#### 文書の抜粋:
^^^^
走った分だけ食べていいんです。メッツを活用すれば
活動量計でも装着していない限り、今日自分がどれくらいのエネルギーを摂取するのが適正なのか知る術はない。なので、気分による腹時計に従って、つい食べ過ぎてしまうこともしばしば。その点、ランナーは幸運だ。走って消費したエネルギーはかなり正確にはじき出すことができる。
取材・文/石飛カノ 撮影/大嶋千尋 スタイリスト/高島聖子 ヘア&メイク/天野誠吾 イラストレーション/たつみなつこ 料理製作/近藤幸子(おいしい週末) 取材協力/こばたてるみ(しょくスポーツ)
(初出『Tarzan』No.731・2018年2月8日発売)
目次
ランニングによる消費カロリーの計算式・METs(メッツ)
消費したエネルギーがわかりやすいのがランの利点。食事内容の見直しを加えれば、より健康的な生活となる。
^^^^
(記録)
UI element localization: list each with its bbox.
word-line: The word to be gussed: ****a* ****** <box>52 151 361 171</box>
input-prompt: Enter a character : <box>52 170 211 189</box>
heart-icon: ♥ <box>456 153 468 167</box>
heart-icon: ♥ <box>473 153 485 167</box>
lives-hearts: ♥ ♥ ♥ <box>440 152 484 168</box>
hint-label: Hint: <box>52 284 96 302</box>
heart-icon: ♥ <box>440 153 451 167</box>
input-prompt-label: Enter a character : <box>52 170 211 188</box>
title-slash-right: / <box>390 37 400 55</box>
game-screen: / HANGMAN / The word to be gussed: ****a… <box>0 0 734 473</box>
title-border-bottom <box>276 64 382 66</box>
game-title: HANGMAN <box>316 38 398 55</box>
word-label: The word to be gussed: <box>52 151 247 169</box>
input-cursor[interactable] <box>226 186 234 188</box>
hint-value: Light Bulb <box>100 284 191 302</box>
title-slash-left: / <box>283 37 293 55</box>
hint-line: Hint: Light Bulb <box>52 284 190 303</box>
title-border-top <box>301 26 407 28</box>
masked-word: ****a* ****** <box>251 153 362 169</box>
^^^^
#### 指示 1:
ランニングの記事のクレジット欄に挙げられている担当の名称を、すべて書き出してください。
#### 指示 2:
ランニングと消費エネルギーの記事を、最後の文の続きから書き進めてください。

#### 回答 1:
取材・文
撮影
スタイリスト
ヘア&メイク
イラストレーション
料理製作
取材協力

#### 回答 2:
では、どのように食事を組み立てればいいのか。ここで役に立つのがメッツという運動強度の指標。初心者がスローなジョグを行うときは、キロ10分のスピードで6METs(メッツ)。同じジョグでも上級者がキロ6分で走るとしたら運動強度は10メッツとなる。
これに体重と時間を加味して計算すると、ランニングによる消費エネルギーがはじき出せる。
こうした数値に則って、走った分だけいつもの食事にプラスαすれば、むやみに太る心配もない。
が、初心者の多くは、少々勘違いをすることも。今日はたくさん走ったから、ごほうびはビールに唐揚げ! なんてことをやっているうちに、かえって走る前より太ってしまったというのは珍しくない話。
初心者が15分走り、とてつもなく運動した気になっても、現実の消費エネルギーは102キロカロリー、目玉焼き1個分。いつもの定食に目玉焼きをトッピングする程度のもの。ビールも唐揚げも、気分による腹時計が欲する過剰なごほうび。
それなりのスピードで長時間走れるようになれば、ゴージャスなごほうびが待っている。まずは正確なエネルギー消費量の把握から始めよう。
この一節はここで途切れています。